* START *
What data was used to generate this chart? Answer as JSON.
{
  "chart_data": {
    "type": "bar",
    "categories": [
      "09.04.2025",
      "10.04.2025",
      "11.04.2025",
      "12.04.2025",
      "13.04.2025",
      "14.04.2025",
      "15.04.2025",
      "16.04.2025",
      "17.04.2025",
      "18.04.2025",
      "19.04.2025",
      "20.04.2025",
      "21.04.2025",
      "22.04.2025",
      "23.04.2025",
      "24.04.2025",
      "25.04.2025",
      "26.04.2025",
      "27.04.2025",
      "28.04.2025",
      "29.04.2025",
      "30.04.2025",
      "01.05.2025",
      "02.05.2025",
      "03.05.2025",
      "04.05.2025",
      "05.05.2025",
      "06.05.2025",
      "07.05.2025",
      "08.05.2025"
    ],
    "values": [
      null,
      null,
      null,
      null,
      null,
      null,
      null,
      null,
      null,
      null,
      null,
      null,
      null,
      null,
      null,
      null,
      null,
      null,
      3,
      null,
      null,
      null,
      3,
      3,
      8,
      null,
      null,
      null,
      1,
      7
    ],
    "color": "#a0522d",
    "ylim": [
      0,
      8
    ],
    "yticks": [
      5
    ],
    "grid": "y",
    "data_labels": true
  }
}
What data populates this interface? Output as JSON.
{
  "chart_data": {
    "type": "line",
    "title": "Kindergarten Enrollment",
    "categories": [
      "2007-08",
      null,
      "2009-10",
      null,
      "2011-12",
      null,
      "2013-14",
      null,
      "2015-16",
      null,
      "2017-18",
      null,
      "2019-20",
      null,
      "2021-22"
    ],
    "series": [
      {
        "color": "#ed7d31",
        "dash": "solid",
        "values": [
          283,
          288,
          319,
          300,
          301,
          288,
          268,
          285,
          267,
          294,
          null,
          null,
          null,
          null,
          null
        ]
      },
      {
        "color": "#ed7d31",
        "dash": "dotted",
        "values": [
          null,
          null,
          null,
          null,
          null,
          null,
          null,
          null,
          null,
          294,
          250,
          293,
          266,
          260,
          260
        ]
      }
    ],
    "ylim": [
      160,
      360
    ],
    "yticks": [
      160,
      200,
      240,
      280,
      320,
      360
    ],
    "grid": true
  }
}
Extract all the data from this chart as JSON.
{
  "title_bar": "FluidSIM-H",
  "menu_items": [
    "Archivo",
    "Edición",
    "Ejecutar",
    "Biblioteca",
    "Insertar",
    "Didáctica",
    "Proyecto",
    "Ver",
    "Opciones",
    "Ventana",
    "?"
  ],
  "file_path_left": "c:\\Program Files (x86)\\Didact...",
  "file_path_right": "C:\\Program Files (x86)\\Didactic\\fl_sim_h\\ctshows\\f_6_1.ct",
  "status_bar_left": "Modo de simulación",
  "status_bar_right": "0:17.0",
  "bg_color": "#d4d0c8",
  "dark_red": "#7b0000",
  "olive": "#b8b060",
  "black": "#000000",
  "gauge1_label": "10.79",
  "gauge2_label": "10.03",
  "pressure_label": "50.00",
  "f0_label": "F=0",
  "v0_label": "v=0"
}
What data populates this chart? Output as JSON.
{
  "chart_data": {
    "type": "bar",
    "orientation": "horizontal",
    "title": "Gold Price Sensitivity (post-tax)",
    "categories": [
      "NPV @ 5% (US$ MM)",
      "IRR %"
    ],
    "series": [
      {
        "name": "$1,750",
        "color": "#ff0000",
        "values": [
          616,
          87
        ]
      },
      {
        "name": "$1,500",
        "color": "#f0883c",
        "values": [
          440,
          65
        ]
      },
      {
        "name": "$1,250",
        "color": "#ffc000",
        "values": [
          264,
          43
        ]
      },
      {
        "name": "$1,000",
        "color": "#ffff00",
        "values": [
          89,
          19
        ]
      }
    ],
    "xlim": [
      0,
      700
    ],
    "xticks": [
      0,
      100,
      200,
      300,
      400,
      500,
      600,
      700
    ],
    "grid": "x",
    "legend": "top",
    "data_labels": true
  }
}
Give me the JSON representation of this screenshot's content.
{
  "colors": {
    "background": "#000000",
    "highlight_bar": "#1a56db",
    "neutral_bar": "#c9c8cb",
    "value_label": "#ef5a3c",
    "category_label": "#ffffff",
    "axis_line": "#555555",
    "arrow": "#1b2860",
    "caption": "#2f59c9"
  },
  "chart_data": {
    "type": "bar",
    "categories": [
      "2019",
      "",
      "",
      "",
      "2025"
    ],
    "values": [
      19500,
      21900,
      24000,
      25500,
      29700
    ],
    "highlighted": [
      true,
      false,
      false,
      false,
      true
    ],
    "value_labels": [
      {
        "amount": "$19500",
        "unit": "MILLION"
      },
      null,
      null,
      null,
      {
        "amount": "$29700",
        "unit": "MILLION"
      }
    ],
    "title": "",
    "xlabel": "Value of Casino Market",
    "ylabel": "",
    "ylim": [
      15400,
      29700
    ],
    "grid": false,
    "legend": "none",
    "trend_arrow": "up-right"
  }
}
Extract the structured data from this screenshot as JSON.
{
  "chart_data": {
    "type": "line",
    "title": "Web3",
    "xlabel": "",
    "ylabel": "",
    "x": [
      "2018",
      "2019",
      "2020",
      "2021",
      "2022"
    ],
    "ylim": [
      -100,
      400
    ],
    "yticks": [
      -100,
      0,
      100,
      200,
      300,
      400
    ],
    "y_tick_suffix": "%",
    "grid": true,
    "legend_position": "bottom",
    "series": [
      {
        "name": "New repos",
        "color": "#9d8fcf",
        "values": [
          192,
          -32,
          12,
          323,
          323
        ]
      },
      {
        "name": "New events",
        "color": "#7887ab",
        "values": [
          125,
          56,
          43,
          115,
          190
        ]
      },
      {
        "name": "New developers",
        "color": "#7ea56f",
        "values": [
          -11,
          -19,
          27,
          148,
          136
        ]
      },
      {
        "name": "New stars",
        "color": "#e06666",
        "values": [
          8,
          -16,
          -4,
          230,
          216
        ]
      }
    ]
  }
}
* END *
Short exercise:
Identify the lines of the data that contain the word "name". Copy each of them.

Correct result:
        "name": "$1,750",
        "name": "$1,500",
        "name": "$1,250",
        "name": "$1,000",
        "name": "New repos",
        "name": "New events",
        "name": "New developers",
        "name": "New stars",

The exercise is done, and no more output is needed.